(Data extracted from a collection)
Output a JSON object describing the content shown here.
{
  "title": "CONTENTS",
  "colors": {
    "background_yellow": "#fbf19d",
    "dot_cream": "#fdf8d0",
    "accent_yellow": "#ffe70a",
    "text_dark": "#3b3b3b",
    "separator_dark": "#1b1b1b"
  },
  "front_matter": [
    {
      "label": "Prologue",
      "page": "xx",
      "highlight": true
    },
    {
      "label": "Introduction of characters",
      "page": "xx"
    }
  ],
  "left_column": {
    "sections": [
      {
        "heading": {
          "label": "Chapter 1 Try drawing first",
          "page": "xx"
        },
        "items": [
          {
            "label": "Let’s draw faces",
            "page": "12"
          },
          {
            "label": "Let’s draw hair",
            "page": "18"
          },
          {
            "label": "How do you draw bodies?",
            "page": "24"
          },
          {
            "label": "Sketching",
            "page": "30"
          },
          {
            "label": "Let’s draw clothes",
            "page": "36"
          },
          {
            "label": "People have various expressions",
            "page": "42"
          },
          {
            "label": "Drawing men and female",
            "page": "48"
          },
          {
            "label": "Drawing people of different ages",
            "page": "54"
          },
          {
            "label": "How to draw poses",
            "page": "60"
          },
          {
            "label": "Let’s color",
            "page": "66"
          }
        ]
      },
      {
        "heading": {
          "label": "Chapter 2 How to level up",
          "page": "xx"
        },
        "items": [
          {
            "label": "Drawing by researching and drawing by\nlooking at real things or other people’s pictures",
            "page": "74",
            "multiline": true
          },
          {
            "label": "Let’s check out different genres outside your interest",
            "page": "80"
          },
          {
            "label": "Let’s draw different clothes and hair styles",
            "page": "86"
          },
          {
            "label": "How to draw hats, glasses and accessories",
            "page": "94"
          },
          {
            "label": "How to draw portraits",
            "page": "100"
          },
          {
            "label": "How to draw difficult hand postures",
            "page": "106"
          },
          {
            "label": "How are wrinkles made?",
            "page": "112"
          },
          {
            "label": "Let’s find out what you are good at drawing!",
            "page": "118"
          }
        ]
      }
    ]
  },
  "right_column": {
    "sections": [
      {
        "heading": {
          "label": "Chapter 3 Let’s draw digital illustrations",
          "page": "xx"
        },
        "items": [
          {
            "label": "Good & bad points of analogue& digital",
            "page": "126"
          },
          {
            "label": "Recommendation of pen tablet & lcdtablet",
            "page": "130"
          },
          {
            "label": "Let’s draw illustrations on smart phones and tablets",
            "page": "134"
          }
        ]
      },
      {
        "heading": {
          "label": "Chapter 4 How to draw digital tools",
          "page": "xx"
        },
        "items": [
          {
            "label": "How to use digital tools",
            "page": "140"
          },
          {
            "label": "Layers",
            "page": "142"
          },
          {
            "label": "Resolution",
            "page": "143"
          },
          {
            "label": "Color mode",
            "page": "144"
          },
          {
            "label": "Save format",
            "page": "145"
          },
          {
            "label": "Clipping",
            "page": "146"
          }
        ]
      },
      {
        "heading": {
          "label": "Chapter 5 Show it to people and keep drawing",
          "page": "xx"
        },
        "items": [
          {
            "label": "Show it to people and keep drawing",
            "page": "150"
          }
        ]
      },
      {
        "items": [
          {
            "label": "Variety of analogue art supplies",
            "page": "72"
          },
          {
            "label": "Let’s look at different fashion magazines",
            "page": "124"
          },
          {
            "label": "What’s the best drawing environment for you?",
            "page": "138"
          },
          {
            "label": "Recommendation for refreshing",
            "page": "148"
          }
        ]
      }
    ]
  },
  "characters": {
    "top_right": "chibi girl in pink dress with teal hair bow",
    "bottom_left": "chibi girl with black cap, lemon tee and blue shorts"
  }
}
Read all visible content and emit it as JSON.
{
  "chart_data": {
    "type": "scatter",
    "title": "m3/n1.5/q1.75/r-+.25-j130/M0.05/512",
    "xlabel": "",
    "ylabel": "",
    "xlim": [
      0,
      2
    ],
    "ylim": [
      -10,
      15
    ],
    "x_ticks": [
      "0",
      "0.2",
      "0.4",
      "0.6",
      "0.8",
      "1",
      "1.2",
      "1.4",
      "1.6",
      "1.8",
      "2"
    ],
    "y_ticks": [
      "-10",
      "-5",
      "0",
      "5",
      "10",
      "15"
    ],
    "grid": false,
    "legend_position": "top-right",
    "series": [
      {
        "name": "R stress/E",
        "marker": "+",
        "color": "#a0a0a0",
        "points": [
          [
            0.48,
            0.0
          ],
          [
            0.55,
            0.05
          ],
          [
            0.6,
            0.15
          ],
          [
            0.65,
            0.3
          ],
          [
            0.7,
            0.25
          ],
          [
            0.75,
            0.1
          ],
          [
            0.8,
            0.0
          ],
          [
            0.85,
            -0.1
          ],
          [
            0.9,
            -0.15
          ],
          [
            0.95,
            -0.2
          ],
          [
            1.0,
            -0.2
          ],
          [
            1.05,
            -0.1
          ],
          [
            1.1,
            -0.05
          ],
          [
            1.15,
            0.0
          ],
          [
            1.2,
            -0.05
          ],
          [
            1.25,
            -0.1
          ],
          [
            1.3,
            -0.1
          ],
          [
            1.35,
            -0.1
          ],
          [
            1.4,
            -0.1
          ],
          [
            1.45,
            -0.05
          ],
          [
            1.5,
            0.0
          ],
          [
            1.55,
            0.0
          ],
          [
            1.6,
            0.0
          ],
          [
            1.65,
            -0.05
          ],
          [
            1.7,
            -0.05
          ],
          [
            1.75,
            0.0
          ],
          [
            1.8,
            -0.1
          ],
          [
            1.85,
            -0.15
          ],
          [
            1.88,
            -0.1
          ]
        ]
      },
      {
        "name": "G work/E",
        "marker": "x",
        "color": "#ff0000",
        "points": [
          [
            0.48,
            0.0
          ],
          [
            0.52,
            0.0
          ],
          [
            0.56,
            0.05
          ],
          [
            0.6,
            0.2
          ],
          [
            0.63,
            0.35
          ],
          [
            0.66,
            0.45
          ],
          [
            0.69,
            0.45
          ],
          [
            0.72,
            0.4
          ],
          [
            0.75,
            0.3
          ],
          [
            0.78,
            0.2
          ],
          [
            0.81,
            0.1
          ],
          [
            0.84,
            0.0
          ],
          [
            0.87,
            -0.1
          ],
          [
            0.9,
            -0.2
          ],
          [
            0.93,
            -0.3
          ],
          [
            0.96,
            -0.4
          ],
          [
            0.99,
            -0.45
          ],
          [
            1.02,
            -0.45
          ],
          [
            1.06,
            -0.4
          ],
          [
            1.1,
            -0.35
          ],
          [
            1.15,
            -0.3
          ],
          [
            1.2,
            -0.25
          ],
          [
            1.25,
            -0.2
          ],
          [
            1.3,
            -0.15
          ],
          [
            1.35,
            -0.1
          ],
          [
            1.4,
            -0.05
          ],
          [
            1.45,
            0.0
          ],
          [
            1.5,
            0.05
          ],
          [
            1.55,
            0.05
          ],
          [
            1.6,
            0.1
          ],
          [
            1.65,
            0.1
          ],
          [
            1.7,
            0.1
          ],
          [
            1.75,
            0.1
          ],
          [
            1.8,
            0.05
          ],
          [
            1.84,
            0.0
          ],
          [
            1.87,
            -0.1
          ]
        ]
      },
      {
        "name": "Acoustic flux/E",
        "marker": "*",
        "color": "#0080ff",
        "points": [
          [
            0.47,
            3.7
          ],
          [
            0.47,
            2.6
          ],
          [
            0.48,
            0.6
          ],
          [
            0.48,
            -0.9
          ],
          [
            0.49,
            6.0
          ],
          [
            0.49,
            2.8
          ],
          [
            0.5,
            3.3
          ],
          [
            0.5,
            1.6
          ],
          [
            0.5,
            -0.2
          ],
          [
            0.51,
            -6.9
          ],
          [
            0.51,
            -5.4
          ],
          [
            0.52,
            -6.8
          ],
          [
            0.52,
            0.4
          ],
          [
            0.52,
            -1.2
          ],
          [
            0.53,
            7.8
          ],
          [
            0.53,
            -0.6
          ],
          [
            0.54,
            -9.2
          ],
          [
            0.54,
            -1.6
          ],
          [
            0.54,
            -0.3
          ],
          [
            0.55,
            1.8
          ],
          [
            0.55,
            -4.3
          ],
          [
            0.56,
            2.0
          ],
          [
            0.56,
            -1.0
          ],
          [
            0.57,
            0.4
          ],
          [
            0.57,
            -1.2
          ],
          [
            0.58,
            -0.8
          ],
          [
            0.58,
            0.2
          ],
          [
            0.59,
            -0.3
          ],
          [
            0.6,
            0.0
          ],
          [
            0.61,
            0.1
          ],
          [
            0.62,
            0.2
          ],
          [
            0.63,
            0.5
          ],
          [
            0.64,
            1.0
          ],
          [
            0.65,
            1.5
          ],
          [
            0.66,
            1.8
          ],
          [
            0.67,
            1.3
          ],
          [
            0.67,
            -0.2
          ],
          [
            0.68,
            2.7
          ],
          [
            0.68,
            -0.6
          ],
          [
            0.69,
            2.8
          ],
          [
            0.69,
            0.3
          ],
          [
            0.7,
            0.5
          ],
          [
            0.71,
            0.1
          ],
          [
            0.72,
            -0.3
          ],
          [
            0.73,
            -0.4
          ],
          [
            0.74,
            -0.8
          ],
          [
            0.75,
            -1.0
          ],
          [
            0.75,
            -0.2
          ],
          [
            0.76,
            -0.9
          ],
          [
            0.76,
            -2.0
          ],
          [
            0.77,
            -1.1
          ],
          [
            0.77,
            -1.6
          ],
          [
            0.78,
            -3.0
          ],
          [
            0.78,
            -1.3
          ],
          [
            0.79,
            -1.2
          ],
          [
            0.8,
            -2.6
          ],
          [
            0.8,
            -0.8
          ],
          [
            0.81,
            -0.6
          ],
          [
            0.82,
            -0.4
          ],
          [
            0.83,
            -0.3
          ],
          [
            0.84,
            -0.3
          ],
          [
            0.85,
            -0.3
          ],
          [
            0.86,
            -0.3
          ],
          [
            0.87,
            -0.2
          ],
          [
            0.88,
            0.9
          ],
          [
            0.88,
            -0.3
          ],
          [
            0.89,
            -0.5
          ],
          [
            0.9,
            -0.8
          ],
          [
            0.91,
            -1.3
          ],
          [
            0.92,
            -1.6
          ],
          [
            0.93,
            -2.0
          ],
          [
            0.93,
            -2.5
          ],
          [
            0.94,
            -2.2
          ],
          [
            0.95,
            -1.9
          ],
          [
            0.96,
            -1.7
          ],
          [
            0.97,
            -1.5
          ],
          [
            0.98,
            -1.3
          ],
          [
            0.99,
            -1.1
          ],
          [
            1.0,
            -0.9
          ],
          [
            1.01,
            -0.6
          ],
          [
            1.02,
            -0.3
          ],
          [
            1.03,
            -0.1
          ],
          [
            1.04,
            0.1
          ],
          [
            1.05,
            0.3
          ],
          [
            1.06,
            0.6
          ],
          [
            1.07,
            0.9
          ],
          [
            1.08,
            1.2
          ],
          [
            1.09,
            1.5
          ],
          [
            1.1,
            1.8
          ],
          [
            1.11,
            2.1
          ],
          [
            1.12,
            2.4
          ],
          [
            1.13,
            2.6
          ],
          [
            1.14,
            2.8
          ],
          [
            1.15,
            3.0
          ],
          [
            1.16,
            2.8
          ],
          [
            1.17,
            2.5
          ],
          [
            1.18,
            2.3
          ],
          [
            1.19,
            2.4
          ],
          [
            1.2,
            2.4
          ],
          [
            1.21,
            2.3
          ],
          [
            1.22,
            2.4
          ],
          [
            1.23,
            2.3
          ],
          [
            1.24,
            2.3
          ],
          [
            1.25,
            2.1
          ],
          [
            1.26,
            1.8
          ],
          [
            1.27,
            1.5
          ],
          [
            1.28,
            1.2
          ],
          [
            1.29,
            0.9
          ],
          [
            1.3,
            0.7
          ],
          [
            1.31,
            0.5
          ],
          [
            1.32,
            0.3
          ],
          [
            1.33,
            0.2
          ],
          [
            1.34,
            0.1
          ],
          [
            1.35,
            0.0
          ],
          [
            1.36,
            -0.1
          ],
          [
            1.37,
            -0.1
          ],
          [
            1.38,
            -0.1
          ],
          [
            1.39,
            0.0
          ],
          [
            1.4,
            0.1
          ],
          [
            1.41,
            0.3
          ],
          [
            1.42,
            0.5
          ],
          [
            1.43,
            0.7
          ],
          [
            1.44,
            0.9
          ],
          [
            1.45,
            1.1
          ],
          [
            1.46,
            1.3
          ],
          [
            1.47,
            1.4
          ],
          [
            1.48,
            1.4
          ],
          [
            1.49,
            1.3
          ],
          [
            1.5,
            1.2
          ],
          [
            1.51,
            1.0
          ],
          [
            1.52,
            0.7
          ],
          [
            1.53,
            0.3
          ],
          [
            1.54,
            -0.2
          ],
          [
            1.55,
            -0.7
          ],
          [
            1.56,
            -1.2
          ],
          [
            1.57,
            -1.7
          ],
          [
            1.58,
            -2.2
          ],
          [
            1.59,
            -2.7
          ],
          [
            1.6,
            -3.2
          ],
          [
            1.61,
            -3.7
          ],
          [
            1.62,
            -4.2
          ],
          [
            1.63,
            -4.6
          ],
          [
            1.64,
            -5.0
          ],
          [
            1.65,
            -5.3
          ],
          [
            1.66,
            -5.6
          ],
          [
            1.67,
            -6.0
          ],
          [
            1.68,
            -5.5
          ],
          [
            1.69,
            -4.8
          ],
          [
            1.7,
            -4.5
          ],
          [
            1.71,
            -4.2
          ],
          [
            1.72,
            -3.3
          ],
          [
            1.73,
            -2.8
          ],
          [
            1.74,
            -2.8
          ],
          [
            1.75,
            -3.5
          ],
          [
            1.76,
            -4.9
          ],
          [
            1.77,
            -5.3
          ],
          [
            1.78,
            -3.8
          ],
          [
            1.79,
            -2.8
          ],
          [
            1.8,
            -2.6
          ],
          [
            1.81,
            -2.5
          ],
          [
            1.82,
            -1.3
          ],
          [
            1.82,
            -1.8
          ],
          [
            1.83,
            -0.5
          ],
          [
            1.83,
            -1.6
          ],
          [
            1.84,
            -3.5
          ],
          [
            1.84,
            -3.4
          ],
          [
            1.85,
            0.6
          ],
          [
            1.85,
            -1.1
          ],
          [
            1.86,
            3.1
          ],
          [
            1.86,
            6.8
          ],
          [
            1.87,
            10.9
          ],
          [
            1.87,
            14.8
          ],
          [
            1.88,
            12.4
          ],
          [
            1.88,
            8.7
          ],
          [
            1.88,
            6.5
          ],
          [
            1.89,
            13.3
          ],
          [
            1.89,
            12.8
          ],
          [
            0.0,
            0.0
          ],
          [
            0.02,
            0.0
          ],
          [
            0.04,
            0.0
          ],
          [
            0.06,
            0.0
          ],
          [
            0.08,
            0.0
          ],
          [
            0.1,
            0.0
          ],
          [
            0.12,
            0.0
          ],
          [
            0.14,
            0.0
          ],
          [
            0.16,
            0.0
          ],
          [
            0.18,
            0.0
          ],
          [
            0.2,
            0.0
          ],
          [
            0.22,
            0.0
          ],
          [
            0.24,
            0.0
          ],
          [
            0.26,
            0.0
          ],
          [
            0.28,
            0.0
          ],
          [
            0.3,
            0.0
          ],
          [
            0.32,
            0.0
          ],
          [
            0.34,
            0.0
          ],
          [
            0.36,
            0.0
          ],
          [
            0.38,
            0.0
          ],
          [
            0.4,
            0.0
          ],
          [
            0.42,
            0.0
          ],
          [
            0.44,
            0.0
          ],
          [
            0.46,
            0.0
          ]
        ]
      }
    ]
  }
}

== Exercise task ==
Scan the material above. Return every line containing the string "characters".

== Result below ==
      "label": "Introduction of characters",
  "characters": {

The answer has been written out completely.